**Material supplied**
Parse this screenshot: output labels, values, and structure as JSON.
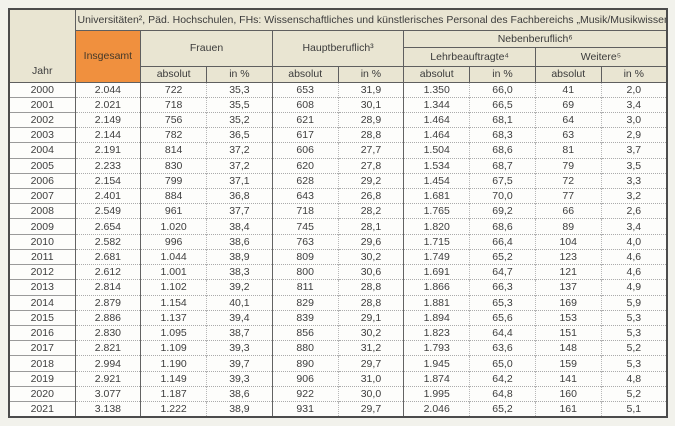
{
  "page": {
    "background": "#f2f2ec"
  },
  "colors": {
    "header_bg": "#e9e5d2",
    "accent_orange": "#f0903e",
    "border_dark": "#4c4c4c",
    "text": "#3e3e3e"
  },
  "chart_data": {
    "type": "table",
    "title": "Universitäten², Päd. Hochschulen, FHs: Wissenschaftliches und künstlerisches Personal des Fachbereichs „Musik/Musikwissenschaft“",
    "row_header": "Jahr",
    "column_groups": {
      "insgesamt": "Insgesamt",
      "frauen": "Frauen",
      "hauptberuflich": "Hauptberuflich³",
      "nebenberuflich": "Nebenberuflich⁶",
      "lehrbeauftragte": "Lehrbeauftragte⁴",
      "weitere": "Weitere⁵"
    },
    "sub_headers": {
      "absolut": "absolut",
      "in_prozent": "in %"
    },
    "columns": [
      "Jahr",
      "Insgesamt",
      "Frauen absolut",
      "Frauen in %",
      "Hauptberuflich absolut",
      "Hauptberuflich in %",
      "Lehrbeauftragte absolut",
      "Lehrbeauftragte in %",
      "Weitere absolut",
      "Weitere in %"
    ],
    "rows": [
      [
        "2000",
        "2.044",
        "722",
        "35,3",
        "653",
        "31,9",
        "1.350",
        "66,0",
        "41",
        "2,0"
      ],
      [
        "2001",
        "2.021",
        "718",
        "35,5",
        "608",
        "30,1",
        "1.344",
        "66,5",
        "69",
        "3,4"
      ],
      [
        "2002",
        "2.149",
        "756",
        "35,2",
        "621",
        "28,9",
        "1.464",
        "68,1",
        "64",
        "3,0"
      ],
      [
        "2003",
        "2.144",
        "782",
        "36,5",
        "617",
        "28,8",
        "1.464",
        "68,3",
        "63",
        "2,9"
      ],
      [
        "2004",
        "2.191",
        "814",
        "37,2",
        "606",
        "27,7",
        "1.504",
        "68,6",
        "81",
        "3,7"
      ],
      [
        "2005",
        "2.233",
        "830",
        "37,2",
        "620",
        "27,8",
        "1.534",
        "68,7",
        "79",
        "3,5"
      ],
      [
        "2006",
        "2.154",
        "799",
        "37,1",
        "628",
        "29,2",
        "1.454",
        "67,5",
        "72",
        "3,3"
      ],
      [
        "2007",
        "2.401",
        "884",
        "36,8",
        "643",
        "26,8",
        "1.681",
        "70,0",
        "77",
        "3,2"
      ],
      [
        "2008",
        "2.549",
        "961",
        "37,7",
        "718",
        "28,2",
        "1.765",
        "69,2",
        "66",
        "2,6"
      ],
      [
        "2009",
        "2.654",
        "1.020",
        "38,4",
        "745",
        "28,1",
        "1.820",
        "68,6",
        "89",
        "3,4"
      ],
      [
        "2010",
        "2.582",
        "996",
        "38,6",
        "763",
        "29,6",
        "1.715",
        "66,4",
        "104",
        "4,0"
      ],
      [
        "2011",
        "2.681",
        "1.044",
        "38,9",
        "809",
        "30,2",
        "1.749",
        "65,2",
        "123",
        "4,6"
      ],
      [
        "2012",
        "2.612",
        "1.001",
        "38,3",
        "800",
        "30,6",
        "1.691",
        "64,7",
        "121",
        "4,6"
      ],
      [
        "2013",
        "2.814",
        "1.102",
        "39,2",
        "811",
        "28,8",
        "1.866",
        "66,3",
        "137",
        "4,9"
      ],
      [
        "2014",
        "2.879",
        "1.154",
        "40,1",
        "829",
        "28,8",
        "1.881",
        "65,3",
        "169",
        "5,9"
      ],
      [
        "2015",
        "2.886",
        "1.137",
        "39,4",
        "839",
        "29,1",
        "1.894",
        "65,6",
        "153",
        "5,3"
      ],
      [
        "2016",
        "2.830",
        "1.095",
        "38,7",
        "856",
        "30,2",
        "1.823",
        "64,4",
        "151",
        "5,3"
      ],
      [
        "2017",
        "2.821",
        "1.109",
        "39,3",
        "880",
        "31,2",
        "1.793",
        "63,6",
        "148",
        "5,2"
      ],
      [
        "2018",
        "2.994",
        "1.190",
        "39,7",
        "890",
        "29,7",
        "1.945",
        "65,0",
        "159",
        "5,3"
      ],
      [
        "2019",
        "2.921",
        "1.149",
        "39,3",
        "906",
        "31,0",
        "1.874",
        "64,2",
        "141",
        "4,8"
      ],
      [
        "2020",
        "3.077",
        "1.187",
        "38,6",
        "922",
        "30,0",
        "1.995",
        "64,8",
        "160",
        "5,2"
      ],
      [
        "2021",
        "3.138",
        "1.222",
        "38,9",
        "931",
        "29,7",
        "2.046",
        "65,2",
        "161",
        "5,1"
      ]
    ]
  }
}
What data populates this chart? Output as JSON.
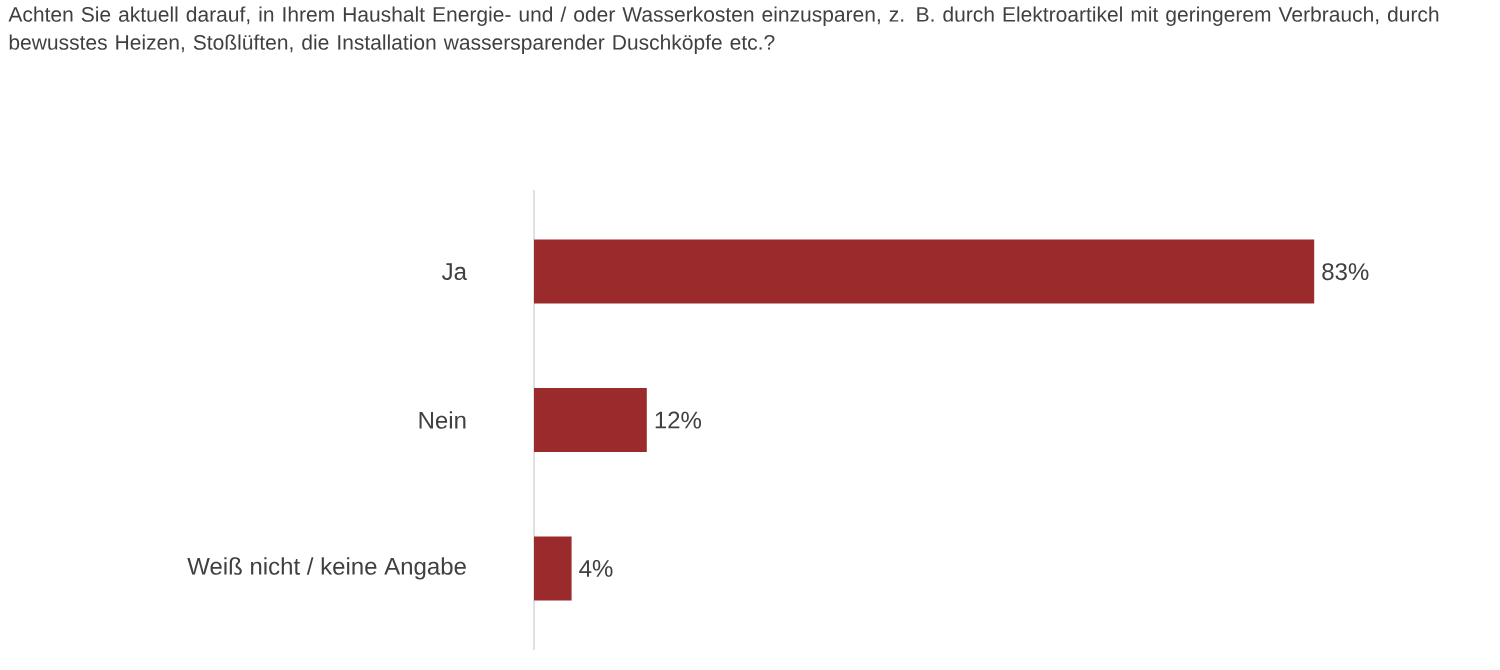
{
  "chart_data": {
    "type": "bar",
    "orientation": "horizontal",
    "title": "Achten Sie aktuell darauf, in Ihrem Haushalt Energie- und / oder Wasserkosten einzusparen, z. B. durch Elektroartikel mit geringerem Verbrauch, durch bewusstes Heizen, Stoßlüften, die Installation wassersparender Duschköpfe etc.?",
    "categories": [
      "Ja",
      "Nein",
      "Weiß nicht / keine Angabe"
    ],
    "values": [
      83,
      12,
      4
    ],
    "value_labels": [
      "83%",
      "12%",
      "4%"
    ],
    "color": "#9b2a2d"
  }
}
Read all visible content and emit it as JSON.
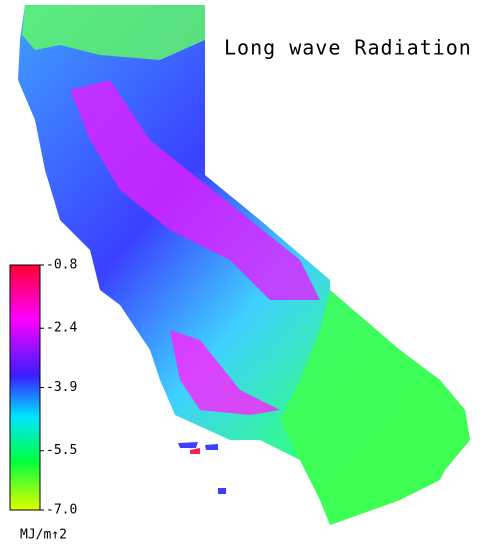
{
  "title": "Long wave Radiation",
  "colorbar": {
    "range": [
      -7,
      -0.8
    ],
    "ticks": [
      -0.8,
      -2.4,
      -3.9,
      -5.5,
      {
        "value": -7,
        "label": "-7.0"
      }
    ],
    "unit": "MJ/m↑2"
  }
}
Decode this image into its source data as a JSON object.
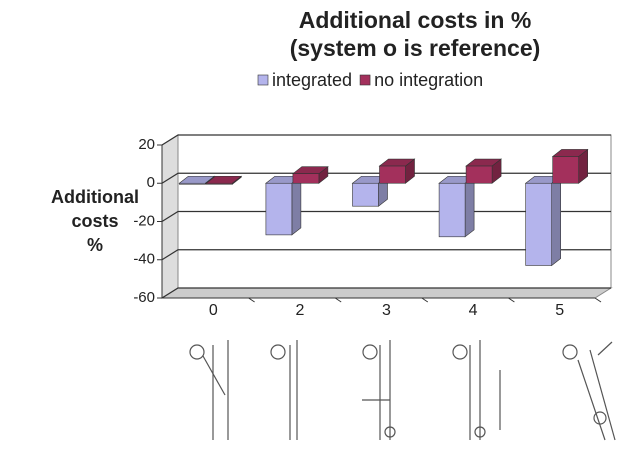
{
  "chart_data": {
    "type": "bar3d",
    "title": [
      "Additional costs in %",
      "(system o is reference)"
    ],
    "y_label": [
      "Additional",
      "costs",
      "%"
    ],
    "categories": [
      "0",
      "2",
      "3",
      "4",
      "5"
    ],
    "series": [
      {
        "name": "integrated",
        "color": "#b4b4ec",
        "values": [
          0,
          -27,
          -12,
          -28,
          -43
        ]
      },
      {
        "name": "no integration",
        "color": "#a3305c",
        "values": [
          0,
          5,
          9,
          9,
          14
        ]
      }
    ],
    "ylim": [
      -60,
      20
    ],
    "yticks": [
      20,
      0,
      -20,
      -40,
      -60
    ],
    "grid": true,
    "legend": "top"
  }
}
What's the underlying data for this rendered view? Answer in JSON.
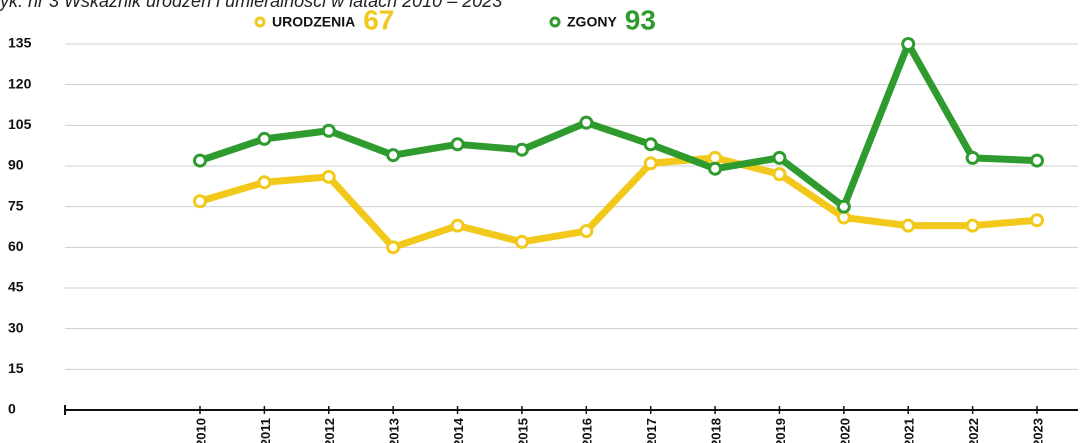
{
  "chart_data": {
    "type": "line",
    "title": "yk. nr 3 Wskaźnik urodzeń i umieralności w latach 2010 – 2023",
    "categories": [
      "2010",
      "2011",
      "2012",
      "2013",
      "2014",
      "2015",
      "2016",
      "2017",
      "2018",
      "2019",
      "2020",
      "2021",
      "2022",
      "2023"
    ],
    "series": [
      {
        "name": "URODZENIA",
        "legend_value": 67,
        "color": "#f2c91b",
        "values": [
          77,
          84,
          86,
          60,
          68,
          62,
          66,
          91,
          93,
          87,
          71,
          68,
          68,
          70
        ]
      },
      {
        "name": "ZGONY",
        "legend_value": 93,
        "color": "#2f9b2f",
        "values": [
          92,
          100,
          103,
          94,
          98,
          96,
          106,
          98,
          89,
          93,
          75,
          135,
          93,
          92
        ]
      }
    ],
    "ylim": [
      0,
      135
    ],
    "yticks": [
      0,
      15,
      30,
      45,
      60,
      75,
      90,
      105,
      120,
      135
    ],
    "grid": true
  }
}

**Stated goal**
Every entry above is to be set down exactly; the pictures are to be left out.

**Result**
Parse this screenshot: output labels, values, and structure as JSON.
{
  "page": {
    "background": "#f2f2ec"
  },
  "colors": {
    "header_bg": "#e9e5d2",
    "accent_orange": "#f0903e",
    "border_dark": "#4c4c4c",
    "text": "#3e3e3e"
  },
  "chart_data": {
    "type": "table",
    "title": "Universitäten², Päd. Hochschulen, FHs: Wissenschaftliches und künstlerisches Personal des Fachbereichs „Musik/Musikwissenschaft“",
    "row_header": "Jahr",
    "column_groups": {
      "insgesamt": "Insgesamt",
      "frauen": "Frauen",
      "hauptberuflich": "Hauptberuflich³",
      "nebenberuflich": "Nebenberuflich⁶",
      "lehrbeauftragte": "Lehrbeauftragte⁴",
      "weitere": "Weitere⁵"
    },
    "sub_headers": {
      "absolut": "absolut",
      "in_prozent": "in %"
    },
    "columns": [
      "Jahr",
      "Insgesamt",
      "Frauen absolut",
      "Frauen in %",
      "Hauptberuflich absolut",
      "Hauptberuflich in %",
      "Lehrbeauftragte absolut",
      "Lehrbeauftragte in %",
      "Weitere absolut",
      "Weitere in %"
    ],
    "rows": [
      [
        "2000",
        "2.044",
        "722",
        "35,3",
        "653",
        "31,9",
        "1.350",
        "66,0",
        "41",
        "2,0"
      ],
      [
        "2001",
        "2.021",
        "718",
        "35,5",
        "608",
        "30,1",
        "1.344",
        "66,5",
        "69",
        "3,4"
      ],
      [
        "2002",
        "2.149",
        "756",
        "35,2",
        "621",
        "28,9",
        "1.464",
        "68,1",
        "64",
        "3,0"
      ],
      [
        "2003",
        "2.144",
        "782",
        "36,5",
        "617",
        "28,8",
        "1.464",
        "68,3",
        "63",
        "2,9"
      ],
      [
        "2004",
        "2.191",
        "814",
        "37,2",
        "606",
        "27,7",
        "1.504",
        "68,6",
        "81",
        "3,7"
      ],
      [
        "2005",
        "2.233",
        "830",
        "37,2",
        "620",
        "27,8",
        "1.534",
        "68,7",
        "79",
        "3,5"
      ],
      [
        "2006",
        "2.154",
        "799",
        "37,1",
        "628",
        "29,2",
        "1.454",
        "67,5",
        "72",
        "3,3"
      ],
      [
        "2007",
        "2.401",
        "884",
        "36,8",
        "643",
        "26,8",
        "1.681",
        "70,0",
        "77",
        "3,2"
      ],
      [
        "2008",
        "2.549",
        "961",
        "37,7",
        "718",
        "28,2",
        "1.765",
        "69,2",
        "66",
        "2,6"
      ],
      [
        "2009",
        "2.654",
        "1.020",
        "38,4",
        "745",
        "28,1",
        "1.820",
        "68,6",
        "89",
        "3,4"
      ],
      [
        "2010",
        "2.582",
        "996",
        "38,6",
        "763",
        "29,6",
        "1.715",
        "66,4",
        "104",
        "4,0"
      ],
      [
        "2011",
        "2.681",
        "1.044",
        "38,9",
        "809",
        "30,2",
        "1.749",
        "65,2",
        "123",
        "4,6"
      ],
      [
        "2012",
        "2.612",
        "1.001",
        "38,3",
        "800",
        "30,6",
        "1.691",
        "64,7",
        "121",
        "4,6"
      ],
      [
        "2013",
        "2.814",
        "1.102",
        "39,2",
        "811",
        "28,8",
        "1.866",
        "66,3",
        "137",
        "4,9"
      ],
      [
        "2014",
        "2.879",
        "1.154",
        "40,1",
        "829",
        "28,8",
        "1.881",
        "65,3",
        "169",
        "5,9"
      ],
      [
        "2015",
        "2.886",
        "1.137",
        "39,4",
        "839",
        "29,1",
        "1.894",
        "65,6",
        "153",
        "5,3"
      ],
      [
        "2016",
        "2.830",
        "1.095",
        "38,7",
        "856",
        "30,2",
        "1.823",
        "64,4",
        "151",
        "5,3"
      ],
      [
        "2017",
        "2.821",
        "1.109",
        "39,3",
        "880",
        "31,2",
        "1.793",
        "63,6",
        "148",
        "5,2"
      ],
      [
        "2018",
        "2.994",
        "1.190",
        "39,7",
        "890",
        "29,7",
        "1.945",
        "65,0",
        "159",
        "5,3"
      ],
      [
        "2019",
        "2.921",
        "1.149",
        "39,3",
        "906",
        "31,0",
        "1.874",
        "64,2",
        "141",
        "4,8"
      ],
      [
        "2020",
        "3.077",
        "1.187",
        "38,6",
        "922",
        "30,0",
        "1.995",
        "64,8",
        "160",
        "5,2"
      ],
      [
        "2021",
        "3.138",
        "1.222",
        "38,9",
        "931",
        "29,7",
        "2.046",
        "65,2",
        "161",
        "5,1"
      ]
    ]
  }
}
What data populates this chart? Output as JSON.
{
  "chart_data": {
    "type": "bar",
    "orientation": "horizontal",
    "title": "Achten Sie aktuell darauf, in Ihrem Haushalt Energie- und / oder Wasserkosten einzusparen, z. B. durch Elektroartikel mit geringerem Verbrauch, durch bewusstes Heizen, Stoßlüften, die Installation wassersparender Duschköpfe etc.?",
    "categories": [
      "Ja",
      "Nein",
      "Weiß nicht / keine Angabe"
    ],
    "values": [
      83,
      12,
      4
    ],
    "value_labels": [
      "83%",
      "12%",
      "4%"
    ],
    "color": "#9b2a2d"
  }
}
Read all visible content and emit it as JSON.
{
  "title": "Long wave Radiation",
  "colorbar": {
    "range": [
      -7,
      -0.8
    ],
    "ticks": [
      -0.8,
      -2.4,
      -3.9,
      -5.5,
      {
        "value": -7,
        "label": "-7.0"
      }
    ],
    "unit": "MJ/m↑2"
  }
}
Decode this image into its source data as a JSON object.
{
  "chart_data": {
    "type": "bar3d",
    "title": [
      "Additional costs in %",
      "(system o is reference)"
    ],
    "y_label": [
      "Additional",
      "costs",
      "%"
    ],
    "categories": [
      "0",
      "2",
      "3",
      "4",
      "5"
    ],
    "series": [
      {
        "name": "integrated",
        "color": "#b4b4ec",
        "values": [
          0,
          -27,
          -12,
          -28,
          -43
        ]
      },
      {
        "name": "no integration",
        "color": "#a3305c",
        "values": [
          0,
          5,
          9,
          9,
          14
        ]
      }
    ],
    "ylim": [
      -60,
      20
    ],
    "yticks": [
      20,
      0,
      -20,
      -40,
      -60
    ],
    "grid": true,
    "legend": "top"
  }
}
What's the underlying data for this rendered view? Answer in JSON.
{
  "chart_data": {
    "type": "line",
    "title": "yk. nr 3 Wskaźnik urodzeń i umieralności w latach 2010 – 2023",
    "categories": [
      "2010",
      "2011",
      "2012",
      "2013",
      "2014",
      "2015",
      "2016",
      "2017",
      "2018",
      "2019",
      "2020",
      "2021",
      "2022",
      "2023"
    ],
    "series": [
      {
        "name": "URODZENIA",
        "legend_value": 67,
        "color": "#f2c91b",
        "values": [
          77,
          84,
          86,
          60,
          68,
          62,
          66,
          91,
          93,
          87,
          71,
          68,
          68,
          70
        ]
      },
      {
        "name": "ZGONY",
        "legend_value": 93,
        "color": "#2f9b2f",
        "values": [
          92,
          100,
          103,
          94,
          98,
          96,
          106,
          98,
          89,
          93,
          75,
          135,
          93,
          92
        ]
      }
    ],
    "ylim": [
      0,
      135
    ],
    "yticks": [
      0,
      15,
      30,
      45,
      60,
      75,
      90,
      105,
      120,
      135
    ],
    "grid": true
  }
}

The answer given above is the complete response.